## start Supplied material

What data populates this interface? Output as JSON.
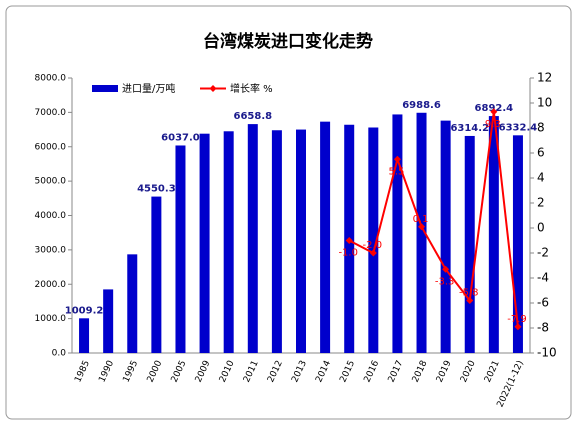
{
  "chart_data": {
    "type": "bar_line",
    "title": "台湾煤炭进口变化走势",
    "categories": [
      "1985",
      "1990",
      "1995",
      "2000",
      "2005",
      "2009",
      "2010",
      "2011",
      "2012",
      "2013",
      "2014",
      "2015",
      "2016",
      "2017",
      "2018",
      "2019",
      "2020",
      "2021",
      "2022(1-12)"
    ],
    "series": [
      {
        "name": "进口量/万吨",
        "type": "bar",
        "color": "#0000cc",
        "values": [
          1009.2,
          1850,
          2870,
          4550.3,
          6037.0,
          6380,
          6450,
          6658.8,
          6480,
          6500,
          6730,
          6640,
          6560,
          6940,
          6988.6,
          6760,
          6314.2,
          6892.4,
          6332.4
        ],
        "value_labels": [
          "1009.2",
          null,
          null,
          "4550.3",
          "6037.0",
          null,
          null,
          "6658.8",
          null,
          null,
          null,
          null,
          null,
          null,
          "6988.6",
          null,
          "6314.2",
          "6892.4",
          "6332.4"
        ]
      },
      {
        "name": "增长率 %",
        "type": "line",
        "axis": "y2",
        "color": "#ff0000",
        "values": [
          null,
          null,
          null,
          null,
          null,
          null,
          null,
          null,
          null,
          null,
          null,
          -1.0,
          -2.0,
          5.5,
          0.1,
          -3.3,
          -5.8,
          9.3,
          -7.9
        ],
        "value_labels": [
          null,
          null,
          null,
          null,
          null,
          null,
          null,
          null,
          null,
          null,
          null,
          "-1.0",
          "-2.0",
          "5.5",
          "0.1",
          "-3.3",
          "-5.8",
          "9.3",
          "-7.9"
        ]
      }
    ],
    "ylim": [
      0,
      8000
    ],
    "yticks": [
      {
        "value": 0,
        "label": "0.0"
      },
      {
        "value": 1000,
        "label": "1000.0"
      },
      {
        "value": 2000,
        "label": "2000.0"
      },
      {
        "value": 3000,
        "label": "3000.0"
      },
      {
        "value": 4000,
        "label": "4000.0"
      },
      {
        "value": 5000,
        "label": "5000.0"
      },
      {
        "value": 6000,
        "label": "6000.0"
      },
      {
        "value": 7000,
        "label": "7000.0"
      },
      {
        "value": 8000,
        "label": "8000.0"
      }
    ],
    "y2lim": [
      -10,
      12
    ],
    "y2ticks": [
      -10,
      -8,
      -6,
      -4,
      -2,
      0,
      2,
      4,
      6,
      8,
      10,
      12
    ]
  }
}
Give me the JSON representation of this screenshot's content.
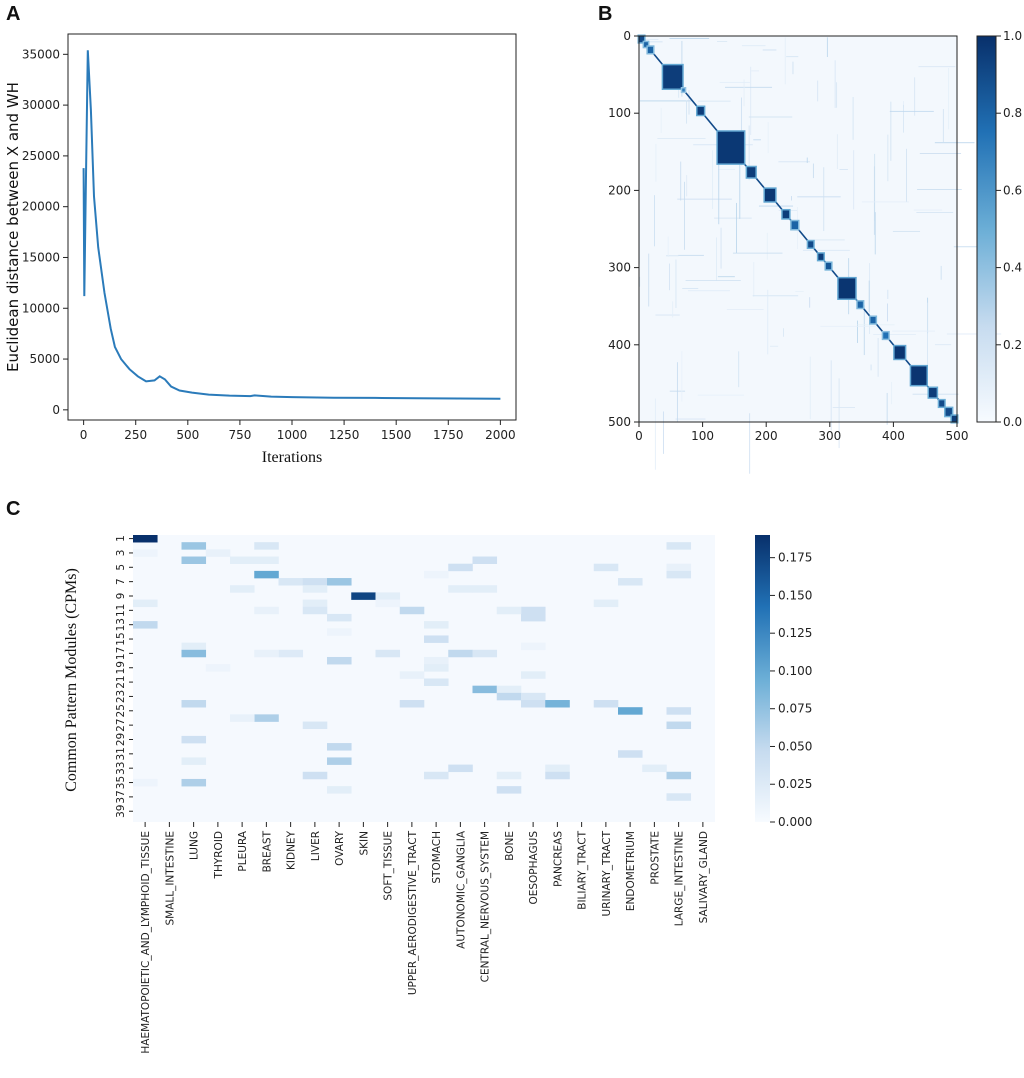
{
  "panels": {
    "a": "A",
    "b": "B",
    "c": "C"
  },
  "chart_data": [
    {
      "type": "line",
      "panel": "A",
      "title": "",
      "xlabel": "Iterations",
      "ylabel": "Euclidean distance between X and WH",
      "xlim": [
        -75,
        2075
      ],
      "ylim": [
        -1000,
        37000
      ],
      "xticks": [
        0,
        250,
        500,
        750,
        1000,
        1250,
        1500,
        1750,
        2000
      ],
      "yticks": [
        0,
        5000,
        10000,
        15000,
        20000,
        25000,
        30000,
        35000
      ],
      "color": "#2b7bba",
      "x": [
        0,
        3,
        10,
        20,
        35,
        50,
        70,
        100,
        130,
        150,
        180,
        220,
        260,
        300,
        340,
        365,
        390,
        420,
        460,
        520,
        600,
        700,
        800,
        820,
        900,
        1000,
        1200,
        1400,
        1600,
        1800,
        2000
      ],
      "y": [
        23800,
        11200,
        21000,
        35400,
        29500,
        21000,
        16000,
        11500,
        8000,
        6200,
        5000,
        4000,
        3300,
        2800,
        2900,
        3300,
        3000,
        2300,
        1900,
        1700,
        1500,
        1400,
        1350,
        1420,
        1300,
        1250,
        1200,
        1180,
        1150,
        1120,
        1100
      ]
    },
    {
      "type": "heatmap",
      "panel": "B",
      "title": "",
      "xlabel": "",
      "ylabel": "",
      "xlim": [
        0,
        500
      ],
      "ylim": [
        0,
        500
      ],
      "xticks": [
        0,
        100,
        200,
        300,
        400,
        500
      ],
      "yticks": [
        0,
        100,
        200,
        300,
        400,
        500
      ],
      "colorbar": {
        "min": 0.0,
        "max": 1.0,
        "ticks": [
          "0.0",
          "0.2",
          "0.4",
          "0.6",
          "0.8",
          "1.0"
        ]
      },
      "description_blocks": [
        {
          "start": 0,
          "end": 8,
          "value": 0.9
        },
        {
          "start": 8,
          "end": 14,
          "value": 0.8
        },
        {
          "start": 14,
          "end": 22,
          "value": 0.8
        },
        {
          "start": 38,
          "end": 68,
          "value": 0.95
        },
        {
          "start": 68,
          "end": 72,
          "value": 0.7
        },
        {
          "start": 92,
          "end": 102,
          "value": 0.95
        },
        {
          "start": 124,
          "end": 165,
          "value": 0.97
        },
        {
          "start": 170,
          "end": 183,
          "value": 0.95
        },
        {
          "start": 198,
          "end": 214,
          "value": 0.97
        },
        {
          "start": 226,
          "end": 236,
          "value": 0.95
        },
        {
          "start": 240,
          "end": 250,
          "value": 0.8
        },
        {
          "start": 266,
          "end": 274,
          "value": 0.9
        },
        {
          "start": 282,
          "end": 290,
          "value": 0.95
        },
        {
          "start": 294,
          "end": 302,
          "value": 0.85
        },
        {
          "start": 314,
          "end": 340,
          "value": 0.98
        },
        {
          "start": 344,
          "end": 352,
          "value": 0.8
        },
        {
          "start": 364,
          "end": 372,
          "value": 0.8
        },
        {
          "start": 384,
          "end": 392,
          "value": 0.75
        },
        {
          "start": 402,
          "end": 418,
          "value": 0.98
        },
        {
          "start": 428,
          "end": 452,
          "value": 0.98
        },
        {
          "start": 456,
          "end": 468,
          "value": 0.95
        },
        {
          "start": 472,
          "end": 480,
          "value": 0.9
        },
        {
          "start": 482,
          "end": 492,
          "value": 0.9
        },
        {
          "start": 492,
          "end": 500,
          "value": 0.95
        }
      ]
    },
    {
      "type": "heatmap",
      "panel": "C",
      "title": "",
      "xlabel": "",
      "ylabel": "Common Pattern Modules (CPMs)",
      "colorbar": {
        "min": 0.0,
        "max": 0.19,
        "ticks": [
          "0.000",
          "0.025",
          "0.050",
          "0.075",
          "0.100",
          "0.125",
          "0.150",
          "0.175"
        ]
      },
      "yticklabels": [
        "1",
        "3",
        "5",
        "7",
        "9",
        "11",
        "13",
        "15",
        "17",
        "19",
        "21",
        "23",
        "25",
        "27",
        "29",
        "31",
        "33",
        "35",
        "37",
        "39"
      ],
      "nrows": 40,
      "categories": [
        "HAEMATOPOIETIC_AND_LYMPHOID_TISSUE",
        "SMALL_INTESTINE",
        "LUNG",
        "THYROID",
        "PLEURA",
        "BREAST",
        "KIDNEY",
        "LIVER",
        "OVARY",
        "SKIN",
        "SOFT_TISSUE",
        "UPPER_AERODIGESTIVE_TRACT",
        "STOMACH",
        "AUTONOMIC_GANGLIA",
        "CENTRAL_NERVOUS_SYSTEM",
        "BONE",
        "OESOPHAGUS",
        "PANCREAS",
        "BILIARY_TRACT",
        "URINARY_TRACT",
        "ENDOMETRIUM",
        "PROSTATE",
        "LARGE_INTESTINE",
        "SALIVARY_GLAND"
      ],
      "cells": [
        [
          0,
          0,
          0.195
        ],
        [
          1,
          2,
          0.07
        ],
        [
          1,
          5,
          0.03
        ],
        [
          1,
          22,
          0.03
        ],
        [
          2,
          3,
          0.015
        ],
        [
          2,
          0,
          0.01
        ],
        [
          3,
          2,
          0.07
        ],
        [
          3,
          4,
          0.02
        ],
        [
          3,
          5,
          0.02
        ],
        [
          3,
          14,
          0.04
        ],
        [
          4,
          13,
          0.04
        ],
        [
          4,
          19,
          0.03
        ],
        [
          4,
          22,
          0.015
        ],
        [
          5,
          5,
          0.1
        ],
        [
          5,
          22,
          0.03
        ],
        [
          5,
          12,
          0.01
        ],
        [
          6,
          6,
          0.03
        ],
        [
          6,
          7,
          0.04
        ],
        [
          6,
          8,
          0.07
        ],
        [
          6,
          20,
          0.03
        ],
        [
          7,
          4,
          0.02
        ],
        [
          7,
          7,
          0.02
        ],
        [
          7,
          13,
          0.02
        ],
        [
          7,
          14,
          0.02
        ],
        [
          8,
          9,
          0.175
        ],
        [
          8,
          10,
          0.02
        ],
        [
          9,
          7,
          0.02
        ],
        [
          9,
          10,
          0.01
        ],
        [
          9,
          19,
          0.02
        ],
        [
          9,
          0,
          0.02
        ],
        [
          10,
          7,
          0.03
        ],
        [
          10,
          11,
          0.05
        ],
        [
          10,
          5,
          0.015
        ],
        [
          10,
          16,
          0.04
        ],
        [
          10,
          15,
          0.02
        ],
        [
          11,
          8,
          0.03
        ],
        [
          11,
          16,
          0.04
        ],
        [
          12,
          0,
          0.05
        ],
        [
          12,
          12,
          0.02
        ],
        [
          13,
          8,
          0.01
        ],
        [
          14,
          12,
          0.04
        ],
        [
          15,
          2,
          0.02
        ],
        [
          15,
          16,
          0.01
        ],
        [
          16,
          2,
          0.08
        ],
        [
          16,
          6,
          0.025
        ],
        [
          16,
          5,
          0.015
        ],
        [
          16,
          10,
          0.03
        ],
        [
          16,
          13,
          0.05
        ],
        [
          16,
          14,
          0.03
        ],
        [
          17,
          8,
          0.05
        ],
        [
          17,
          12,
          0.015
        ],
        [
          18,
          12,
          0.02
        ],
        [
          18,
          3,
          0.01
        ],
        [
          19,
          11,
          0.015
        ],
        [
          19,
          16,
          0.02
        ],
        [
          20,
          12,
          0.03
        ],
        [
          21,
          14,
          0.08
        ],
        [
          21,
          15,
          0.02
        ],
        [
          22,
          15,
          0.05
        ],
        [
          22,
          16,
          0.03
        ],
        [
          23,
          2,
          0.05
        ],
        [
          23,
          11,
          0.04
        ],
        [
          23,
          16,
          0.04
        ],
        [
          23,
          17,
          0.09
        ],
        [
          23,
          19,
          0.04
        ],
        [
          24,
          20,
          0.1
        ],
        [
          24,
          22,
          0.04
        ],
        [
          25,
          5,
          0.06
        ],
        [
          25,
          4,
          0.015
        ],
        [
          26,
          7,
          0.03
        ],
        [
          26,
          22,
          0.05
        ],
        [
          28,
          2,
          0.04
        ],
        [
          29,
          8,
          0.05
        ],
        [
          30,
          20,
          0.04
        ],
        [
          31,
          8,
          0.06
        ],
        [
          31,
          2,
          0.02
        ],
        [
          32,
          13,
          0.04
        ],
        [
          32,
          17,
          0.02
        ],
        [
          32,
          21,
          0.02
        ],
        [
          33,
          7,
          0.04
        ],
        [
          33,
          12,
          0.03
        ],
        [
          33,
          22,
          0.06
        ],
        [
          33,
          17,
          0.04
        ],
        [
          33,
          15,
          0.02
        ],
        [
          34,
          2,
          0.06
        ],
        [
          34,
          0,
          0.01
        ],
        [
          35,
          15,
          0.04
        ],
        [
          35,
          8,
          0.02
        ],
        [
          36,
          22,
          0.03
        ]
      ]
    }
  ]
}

## end Supplied material
## start Supplied material

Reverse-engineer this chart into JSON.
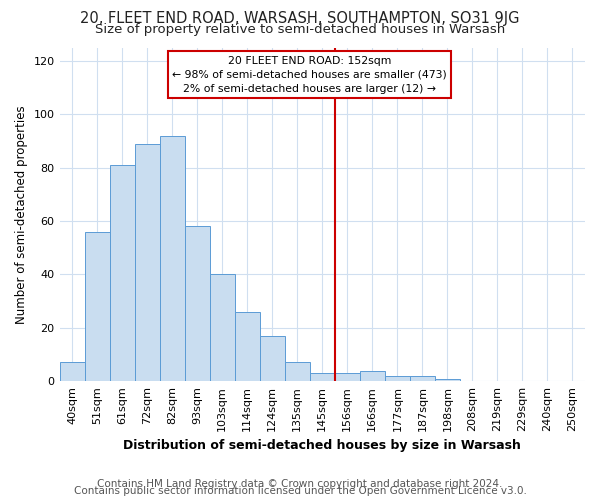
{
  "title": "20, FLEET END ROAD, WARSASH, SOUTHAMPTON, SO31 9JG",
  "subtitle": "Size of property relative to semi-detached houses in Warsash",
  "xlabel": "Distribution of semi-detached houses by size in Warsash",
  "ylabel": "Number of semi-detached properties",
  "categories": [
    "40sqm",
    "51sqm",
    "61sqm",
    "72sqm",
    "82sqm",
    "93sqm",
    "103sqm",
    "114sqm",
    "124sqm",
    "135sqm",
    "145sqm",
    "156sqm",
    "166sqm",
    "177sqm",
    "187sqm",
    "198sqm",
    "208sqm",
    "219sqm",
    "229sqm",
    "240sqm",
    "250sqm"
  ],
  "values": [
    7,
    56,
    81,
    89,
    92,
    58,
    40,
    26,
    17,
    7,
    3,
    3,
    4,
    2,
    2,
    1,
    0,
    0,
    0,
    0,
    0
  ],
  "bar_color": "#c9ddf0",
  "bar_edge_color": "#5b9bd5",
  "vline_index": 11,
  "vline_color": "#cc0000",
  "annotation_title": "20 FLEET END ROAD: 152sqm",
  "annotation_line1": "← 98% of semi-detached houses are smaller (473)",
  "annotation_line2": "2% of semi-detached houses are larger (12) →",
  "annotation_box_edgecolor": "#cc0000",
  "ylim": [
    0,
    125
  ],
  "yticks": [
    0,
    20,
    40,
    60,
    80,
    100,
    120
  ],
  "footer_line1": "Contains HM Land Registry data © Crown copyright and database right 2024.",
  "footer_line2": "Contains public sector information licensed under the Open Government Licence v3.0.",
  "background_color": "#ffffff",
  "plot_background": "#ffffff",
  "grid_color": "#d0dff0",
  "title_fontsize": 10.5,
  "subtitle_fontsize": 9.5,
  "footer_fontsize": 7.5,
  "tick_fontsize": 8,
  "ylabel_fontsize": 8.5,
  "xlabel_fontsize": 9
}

## end Supplied material
## start Supplied material

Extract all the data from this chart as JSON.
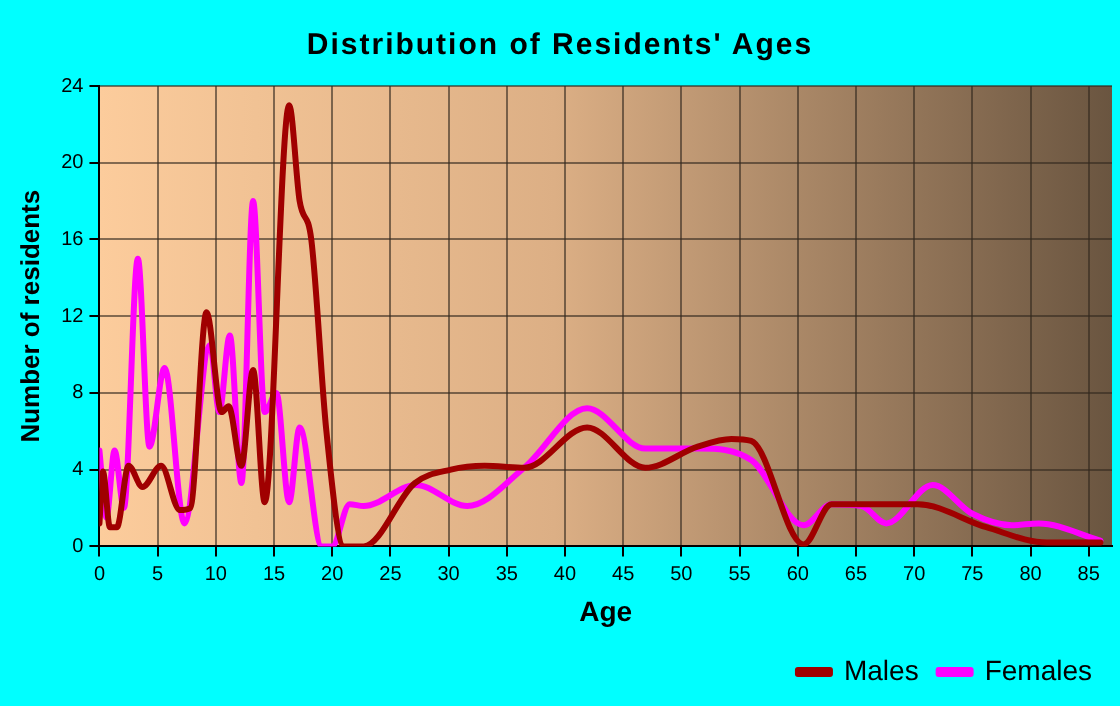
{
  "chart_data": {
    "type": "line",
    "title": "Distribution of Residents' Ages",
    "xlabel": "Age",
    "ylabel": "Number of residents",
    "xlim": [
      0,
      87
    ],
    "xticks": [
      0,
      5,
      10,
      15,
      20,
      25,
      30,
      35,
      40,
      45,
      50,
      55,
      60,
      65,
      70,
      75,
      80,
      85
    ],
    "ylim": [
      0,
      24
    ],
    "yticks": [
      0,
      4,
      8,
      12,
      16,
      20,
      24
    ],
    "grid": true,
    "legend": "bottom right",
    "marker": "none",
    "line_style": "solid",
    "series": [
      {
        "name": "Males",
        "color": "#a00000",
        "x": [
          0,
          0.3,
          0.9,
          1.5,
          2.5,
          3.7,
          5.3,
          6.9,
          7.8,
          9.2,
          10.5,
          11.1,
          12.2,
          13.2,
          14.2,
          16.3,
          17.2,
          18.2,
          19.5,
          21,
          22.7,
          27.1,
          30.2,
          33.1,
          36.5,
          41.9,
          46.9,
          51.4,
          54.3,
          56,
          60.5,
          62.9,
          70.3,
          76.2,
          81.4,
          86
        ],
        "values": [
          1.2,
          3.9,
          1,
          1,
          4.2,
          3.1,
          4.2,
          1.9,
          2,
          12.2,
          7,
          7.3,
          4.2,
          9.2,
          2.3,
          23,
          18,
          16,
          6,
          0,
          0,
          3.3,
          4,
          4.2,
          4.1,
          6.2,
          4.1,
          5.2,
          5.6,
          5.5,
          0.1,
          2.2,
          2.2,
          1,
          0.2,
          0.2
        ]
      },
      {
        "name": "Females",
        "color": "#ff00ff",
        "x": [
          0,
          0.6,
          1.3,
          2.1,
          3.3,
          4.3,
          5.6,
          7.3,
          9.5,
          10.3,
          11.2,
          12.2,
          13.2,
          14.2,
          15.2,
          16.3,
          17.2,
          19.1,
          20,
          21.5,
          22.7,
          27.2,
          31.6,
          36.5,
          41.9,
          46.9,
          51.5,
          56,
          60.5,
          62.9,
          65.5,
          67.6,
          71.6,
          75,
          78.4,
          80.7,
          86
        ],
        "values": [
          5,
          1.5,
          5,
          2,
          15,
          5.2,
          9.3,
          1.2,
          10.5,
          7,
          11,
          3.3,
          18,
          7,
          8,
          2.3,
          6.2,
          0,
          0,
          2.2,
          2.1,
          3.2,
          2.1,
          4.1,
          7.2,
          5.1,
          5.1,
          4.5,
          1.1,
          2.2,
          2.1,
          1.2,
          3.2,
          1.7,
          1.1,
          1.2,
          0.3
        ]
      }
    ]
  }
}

## end Supplied material

* _Your task_:
Whenever "ROAD" turns up in a line, pick that line out.

* _Reply_:
  "title": "20, FLEET END ROAD, WARSASH, SOUTHAMPTON, SO31 9JG",
  "annotation_title": "20 FLEET END ROAD: 152sqm",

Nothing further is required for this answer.